Data entries for graphics:
* Start *
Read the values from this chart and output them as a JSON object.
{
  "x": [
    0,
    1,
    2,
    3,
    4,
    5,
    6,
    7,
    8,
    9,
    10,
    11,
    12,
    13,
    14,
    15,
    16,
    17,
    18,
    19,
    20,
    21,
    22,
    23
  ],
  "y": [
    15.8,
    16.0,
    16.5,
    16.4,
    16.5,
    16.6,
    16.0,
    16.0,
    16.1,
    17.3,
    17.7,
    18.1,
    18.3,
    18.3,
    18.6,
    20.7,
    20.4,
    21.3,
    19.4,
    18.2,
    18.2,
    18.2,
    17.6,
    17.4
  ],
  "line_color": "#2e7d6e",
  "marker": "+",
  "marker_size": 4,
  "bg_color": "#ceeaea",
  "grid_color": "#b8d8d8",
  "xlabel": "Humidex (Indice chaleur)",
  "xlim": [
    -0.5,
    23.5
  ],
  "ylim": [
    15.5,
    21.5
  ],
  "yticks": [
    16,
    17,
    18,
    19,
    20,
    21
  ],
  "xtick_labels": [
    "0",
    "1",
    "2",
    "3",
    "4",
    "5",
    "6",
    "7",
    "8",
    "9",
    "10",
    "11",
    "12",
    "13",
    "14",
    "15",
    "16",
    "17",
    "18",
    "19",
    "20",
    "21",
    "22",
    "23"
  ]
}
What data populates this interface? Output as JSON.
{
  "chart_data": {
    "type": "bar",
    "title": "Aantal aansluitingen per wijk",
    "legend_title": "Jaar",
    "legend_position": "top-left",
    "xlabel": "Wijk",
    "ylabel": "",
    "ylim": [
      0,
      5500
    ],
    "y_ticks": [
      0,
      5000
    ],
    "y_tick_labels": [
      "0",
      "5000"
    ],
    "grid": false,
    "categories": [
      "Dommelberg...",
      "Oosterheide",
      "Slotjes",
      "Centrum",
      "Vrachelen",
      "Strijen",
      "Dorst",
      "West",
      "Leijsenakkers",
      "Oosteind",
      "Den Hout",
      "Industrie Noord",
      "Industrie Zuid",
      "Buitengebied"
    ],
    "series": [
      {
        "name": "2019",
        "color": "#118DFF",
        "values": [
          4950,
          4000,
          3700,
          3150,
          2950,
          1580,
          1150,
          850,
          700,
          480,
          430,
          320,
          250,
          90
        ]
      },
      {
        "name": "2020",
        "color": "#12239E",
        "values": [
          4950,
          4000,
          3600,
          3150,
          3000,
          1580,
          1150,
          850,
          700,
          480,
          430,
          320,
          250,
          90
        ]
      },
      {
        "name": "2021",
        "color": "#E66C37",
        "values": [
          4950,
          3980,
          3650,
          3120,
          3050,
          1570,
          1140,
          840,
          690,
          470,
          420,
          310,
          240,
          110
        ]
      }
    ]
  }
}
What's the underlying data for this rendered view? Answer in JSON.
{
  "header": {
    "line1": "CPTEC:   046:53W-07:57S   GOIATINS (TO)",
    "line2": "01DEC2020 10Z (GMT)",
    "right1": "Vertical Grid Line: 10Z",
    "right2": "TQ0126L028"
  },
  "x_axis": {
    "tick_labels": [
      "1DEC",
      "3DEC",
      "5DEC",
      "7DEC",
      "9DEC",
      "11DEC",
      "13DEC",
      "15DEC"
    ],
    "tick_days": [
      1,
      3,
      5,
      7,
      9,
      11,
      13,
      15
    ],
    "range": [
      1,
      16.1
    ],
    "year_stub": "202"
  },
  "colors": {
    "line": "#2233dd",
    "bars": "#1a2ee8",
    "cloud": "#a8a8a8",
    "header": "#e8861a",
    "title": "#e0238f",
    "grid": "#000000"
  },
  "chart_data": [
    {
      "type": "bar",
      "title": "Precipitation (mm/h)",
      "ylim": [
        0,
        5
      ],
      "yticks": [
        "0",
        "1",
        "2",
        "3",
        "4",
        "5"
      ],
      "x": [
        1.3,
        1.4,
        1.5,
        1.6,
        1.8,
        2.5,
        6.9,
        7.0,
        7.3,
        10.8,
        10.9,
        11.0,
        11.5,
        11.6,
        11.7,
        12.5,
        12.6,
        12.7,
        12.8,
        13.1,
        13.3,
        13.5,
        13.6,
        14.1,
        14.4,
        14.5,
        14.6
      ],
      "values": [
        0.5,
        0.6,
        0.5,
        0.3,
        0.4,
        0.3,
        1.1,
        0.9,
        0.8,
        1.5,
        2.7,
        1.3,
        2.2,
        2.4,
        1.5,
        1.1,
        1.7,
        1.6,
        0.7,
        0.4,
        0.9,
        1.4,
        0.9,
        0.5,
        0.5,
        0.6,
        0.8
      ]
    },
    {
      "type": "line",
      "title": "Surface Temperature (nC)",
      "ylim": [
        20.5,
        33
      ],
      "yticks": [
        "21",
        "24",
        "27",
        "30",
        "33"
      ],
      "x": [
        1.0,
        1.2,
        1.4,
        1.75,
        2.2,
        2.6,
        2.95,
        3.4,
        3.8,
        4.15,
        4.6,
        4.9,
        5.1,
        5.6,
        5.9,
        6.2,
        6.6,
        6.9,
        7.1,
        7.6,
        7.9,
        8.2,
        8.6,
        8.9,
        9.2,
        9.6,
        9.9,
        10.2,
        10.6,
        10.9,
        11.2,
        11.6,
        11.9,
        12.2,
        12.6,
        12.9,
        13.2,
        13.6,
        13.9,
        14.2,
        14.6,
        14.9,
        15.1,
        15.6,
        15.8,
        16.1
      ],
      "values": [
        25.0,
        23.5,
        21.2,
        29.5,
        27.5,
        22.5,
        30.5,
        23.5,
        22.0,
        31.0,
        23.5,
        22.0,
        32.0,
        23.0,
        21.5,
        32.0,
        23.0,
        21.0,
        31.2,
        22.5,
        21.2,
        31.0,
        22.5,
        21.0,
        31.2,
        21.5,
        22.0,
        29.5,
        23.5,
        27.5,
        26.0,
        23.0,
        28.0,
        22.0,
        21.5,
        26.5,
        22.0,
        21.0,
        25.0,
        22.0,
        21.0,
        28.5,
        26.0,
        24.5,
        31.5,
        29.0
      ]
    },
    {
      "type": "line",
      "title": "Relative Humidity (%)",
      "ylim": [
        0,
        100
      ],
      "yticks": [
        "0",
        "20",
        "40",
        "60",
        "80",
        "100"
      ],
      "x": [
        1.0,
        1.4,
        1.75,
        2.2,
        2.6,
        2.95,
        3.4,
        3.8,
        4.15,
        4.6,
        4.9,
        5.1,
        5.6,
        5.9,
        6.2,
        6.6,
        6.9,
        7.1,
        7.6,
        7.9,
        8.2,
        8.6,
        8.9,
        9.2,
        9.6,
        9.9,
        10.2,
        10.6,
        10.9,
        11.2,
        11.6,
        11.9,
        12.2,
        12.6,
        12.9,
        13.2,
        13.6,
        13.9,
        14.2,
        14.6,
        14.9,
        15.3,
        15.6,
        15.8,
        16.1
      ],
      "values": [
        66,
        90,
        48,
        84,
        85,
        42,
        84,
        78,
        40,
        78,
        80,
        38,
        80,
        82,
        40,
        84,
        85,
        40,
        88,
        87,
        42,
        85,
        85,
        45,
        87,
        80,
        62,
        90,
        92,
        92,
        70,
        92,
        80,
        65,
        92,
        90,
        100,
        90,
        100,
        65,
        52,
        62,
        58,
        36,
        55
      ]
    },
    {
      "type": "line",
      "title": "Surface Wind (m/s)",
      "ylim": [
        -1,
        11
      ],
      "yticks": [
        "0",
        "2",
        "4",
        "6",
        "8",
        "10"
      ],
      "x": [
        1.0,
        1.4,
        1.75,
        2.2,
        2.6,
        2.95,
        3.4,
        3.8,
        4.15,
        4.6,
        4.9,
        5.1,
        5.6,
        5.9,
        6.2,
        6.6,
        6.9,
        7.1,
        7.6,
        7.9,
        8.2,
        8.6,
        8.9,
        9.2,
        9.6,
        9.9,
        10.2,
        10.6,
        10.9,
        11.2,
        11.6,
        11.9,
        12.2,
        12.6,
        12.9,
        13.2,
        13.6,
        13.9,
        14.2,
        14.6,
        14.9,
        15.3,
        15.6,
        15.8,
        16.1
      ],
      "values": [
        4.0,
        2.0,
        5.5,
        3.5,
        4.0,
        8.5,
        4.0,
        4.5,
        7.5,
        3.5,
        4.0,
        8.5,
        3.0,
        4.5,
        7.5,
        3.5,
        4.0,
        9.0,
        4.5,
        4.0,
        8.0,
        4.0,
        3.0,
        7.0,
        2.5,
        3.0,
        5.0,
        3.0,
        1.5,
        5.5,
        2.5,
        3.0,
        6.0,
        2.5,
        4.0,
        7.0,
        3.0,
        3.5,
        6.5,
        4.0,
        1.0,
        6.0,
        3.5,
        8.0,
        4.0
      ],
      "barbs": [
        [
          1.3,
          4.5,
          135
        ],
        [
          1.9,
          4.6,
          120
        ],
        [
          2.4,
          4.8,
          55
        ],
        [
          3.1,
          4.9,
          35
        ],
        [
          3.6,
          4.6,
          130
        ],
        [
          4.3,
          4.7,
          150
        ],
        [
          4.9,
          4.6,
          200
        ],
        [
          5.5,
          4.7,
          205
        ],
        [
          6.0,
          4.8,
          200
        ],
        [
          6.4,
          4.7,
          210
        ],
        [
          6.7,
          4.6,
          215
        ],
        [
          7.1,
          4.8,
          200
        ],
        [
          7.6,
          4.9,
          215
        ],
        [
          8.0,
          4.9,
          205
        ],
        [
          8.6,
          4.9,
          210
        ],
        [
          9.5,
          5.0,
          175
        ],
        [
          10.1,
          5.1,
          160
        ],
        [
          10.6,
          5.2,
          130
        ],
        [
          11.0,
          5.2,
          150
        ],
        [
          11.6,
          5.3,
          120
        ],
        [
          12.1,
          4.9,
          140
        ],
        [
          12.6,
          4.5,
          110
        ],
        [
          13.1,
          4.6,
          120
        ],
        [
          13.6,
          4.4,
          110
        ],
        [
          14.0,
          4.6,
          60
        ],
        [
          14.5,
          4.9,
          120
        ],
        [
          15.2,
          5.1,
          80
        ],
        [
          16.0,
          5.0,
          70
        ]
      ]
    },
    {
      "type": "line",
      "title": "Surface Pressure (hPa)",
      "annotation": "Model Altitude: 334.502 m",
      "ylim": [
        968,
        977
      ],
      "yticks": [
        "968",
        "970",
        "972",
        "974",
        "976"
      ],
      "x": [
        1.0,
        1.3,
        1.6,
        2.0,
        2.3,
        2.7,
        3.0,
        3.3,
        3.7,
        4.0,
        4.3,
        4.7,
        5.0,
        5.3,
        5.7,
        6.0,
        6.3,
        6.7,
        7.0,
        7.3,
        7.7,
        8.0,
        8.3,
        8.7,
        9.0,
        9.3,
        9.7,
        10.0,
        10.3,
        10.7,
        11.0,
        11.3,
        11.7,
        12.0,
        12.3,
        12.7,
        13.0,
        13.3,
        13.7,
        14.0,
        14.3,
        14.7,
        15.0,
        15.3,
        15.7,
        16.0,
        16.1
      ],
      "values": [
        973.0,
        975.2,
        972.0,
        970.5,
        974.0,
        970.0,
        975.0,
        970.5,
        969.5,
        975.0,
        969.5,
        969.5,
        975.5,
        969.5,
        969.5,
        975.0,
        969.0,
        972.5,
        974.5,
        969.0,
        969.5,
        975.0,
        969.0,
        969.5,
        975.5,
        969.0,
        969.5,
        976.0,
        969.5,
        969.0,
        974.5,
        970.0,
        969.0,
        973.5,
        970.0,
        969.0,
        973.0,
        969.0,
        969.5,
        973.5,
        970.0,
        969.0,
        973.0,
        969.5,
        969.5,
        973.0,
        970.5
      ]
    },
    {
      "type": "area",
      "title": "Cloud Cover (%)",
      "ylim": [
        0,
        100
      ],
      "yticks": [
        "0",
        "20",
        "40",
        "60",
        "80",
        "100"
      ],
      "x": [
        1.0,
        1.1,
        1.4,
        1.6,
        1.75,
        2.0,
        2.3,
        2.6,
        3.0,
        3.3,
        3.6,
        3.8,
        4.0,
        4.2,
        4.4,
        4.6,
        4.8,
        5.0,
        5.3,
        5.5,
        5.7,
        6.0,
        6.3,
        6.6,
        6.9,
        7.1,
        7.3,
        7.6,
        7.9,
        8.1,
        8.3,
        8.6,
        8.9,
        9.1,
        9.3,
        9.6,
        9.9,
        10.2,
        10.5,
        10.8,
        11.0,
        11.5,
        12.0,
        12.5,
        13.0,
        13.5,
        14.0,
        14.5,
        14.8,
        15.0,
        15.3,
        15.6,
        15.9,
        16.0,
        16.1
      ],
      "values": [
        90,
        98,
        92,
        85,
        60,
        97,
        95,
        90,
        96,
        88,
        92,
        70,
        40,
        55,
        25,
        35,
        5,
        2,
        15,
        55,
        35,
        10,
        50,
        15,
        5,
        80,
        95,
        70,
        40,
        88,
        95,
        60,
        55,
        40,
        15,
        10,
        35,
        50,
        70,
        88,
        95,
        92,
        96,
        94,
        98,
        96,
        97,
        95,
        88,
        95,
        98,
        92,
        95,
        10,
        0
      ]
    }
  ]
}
* End *
Exercise instructions
Determine the number of lines in the data that contain "xlabel" as a word or string, and state only that number.

Answer in full
2